Exercise prompt:
Write out the entire listing below exactly, with the pictures left out.
↓
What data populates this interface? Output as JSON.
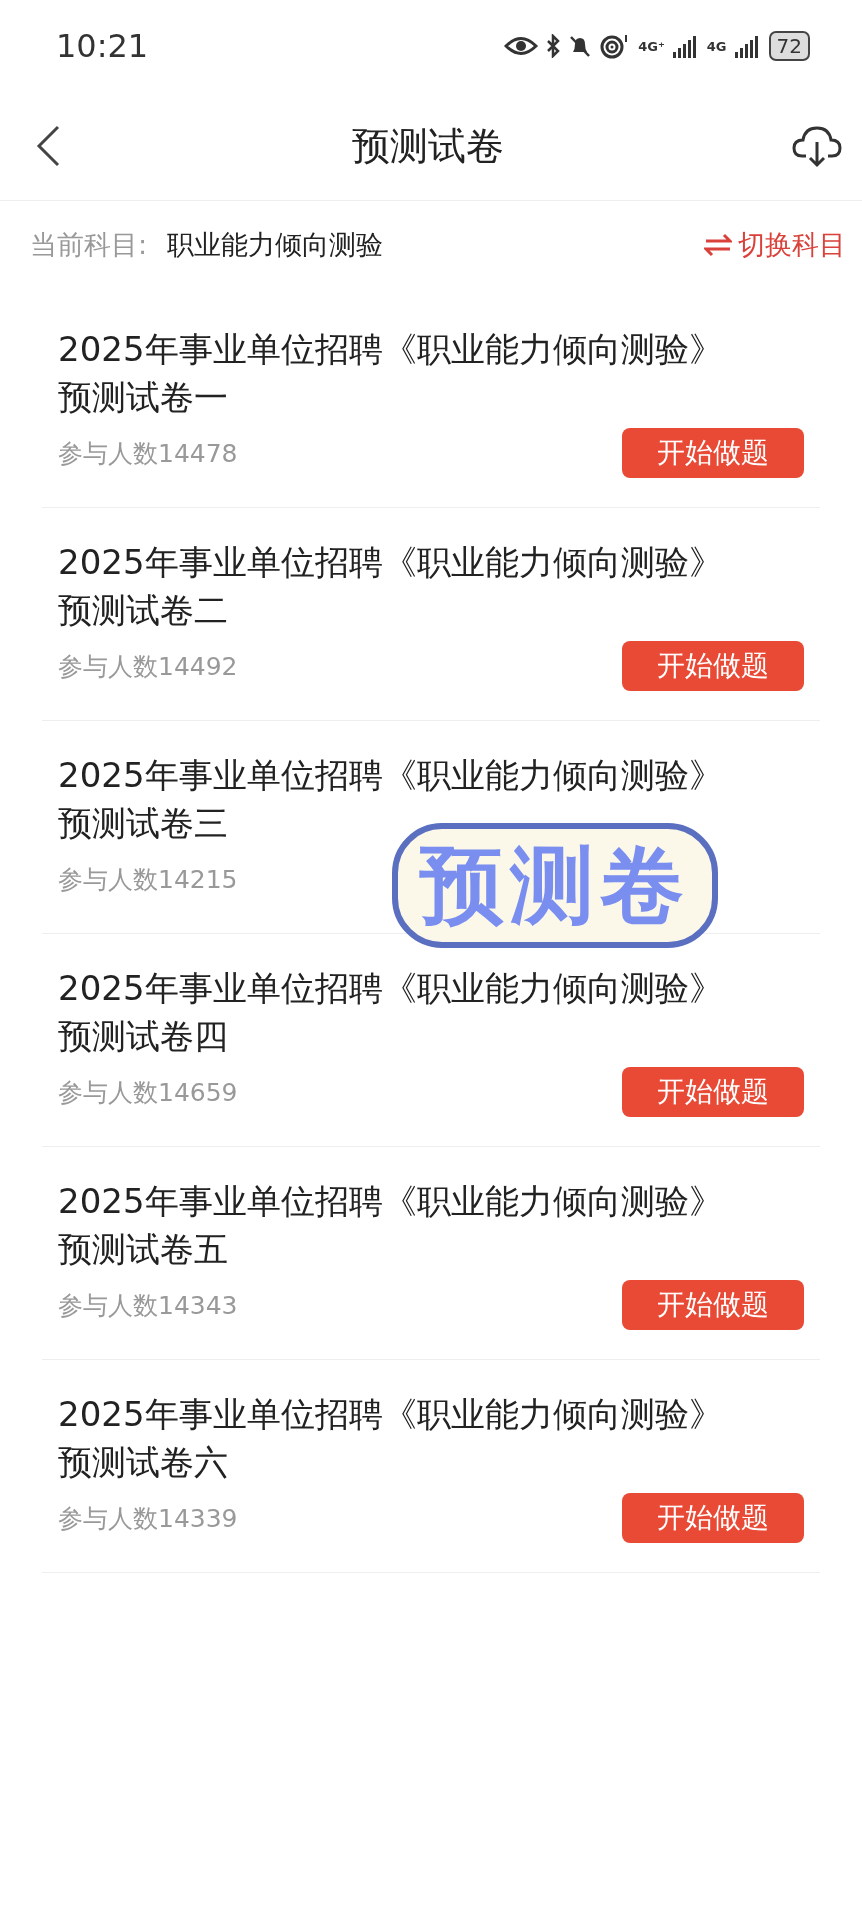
{
  "status_bar": {
    "time": "10:21",
    "network_1": "4G⁺",
    "network_2": "4G",
    "battery": "72"
  },
  "header": {
    "title": "预测试卷"
  },
  "subject": {
    "label": "当前科目:",
    "value": "职业能力倾向测验",
    "switch": "切换科目"
  },
  "papers": [
    {
      "title_line_1": "2025年事业单位招聘《职业能力倾向测验》",
      "title_line_2": "预测试卷一",
      "count": "参与人数14478",
      "button": "开始做题"
    },
    {
      "title_line_1": "2025年事业单位招聘《职业能力倾向测验》",
      "title_line_2": "预测试卷二",
      "count": "参与人数14492",
      "button": "开始做题"
    },
    {
      "title_line_1": "2025年事业单位招聘《职业能力倾向测验》",
      "title_line_2": "预测试卷三",
      "count": "参与人数14215"
    },
    {
      "title_line_1": "2025年事业单位招聘《职业能力倾向测验》",
      "title_line_2": "预测试卷四",
      "count": "参与人数14659",
      "button": "开始做题"
    },
    {
      "title_line_1": "2025年事业单位招聘《职业能力倾向测验》",
      "title_line_2": "预测试卷五",
      "count": "参与人数14343",
      "button": "开始做题"
    },
    {
      "title_line_1": "2025年事业单位招聘《职业能力倾向测验》",
      "title_line_2": "预测试卷六",
      "count": "参与人数14339",
      "button": "开始做题"
    }
  ],
  "sticker": {
    "text": "预测卷"
  }
}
↑
Answer for the task:
What data populates this interface? Output as JSON.
{
  "status_bar": {
    "time": "10:21",
    "network_1": "4G⁺",
    "network_2": "4G",
    "battery": "72"
  },
  "header": {
    "title": "预测试卷"
  },
  "subject": {
    "label": "当前科目:",
    "value": "职业能力倾向测验",
    "switch": "切换科目"
  },
  "papers": [
    {
      "title_line_1": "2025年事业单位招聘《职业能力倾向测验》",
      "title_line_2": "预测试卷一",
      "count": "参与人数14478",
      "button": "开始做题"
    },
    {
      "title_line_1": "2025年事业单位招聘《职业能力倾向测验》",
      "title_line_2": "预测试卷二",
      "count": "参与人数14492",
      "button": "开始做题"
    },
    {
      "title_line_1": "2025年事业单位招聘《职业能力倾向测验》",
      "title_line_2": "预测试卷三",
      "count": "参与人数14215"
    },
    {
      "title_line_1": "2025年事业单位招聘《职业能力倾向测验》",
      "title_line_2": "预测试卷四",
      "count": "参与人数14659",
      "button": "开始做题"
    },
    {
      "title_line_1": "2025年事业单位招聘《职业能力倾向测验》",
      "title_line_2": "预测试卷五",
      "count": "参与人数14343",
      "button": "开始做题"
    },
    {
      "title_line_1": "2025年事业单位招聘《职业能力倾向测验》",
      "title_line_2": "预测试卷六",
      "count": "参与人数14339",
      "button": "开始做题"
    }
  ],
  "sticker": {
    "text": "预测卷"
  }
}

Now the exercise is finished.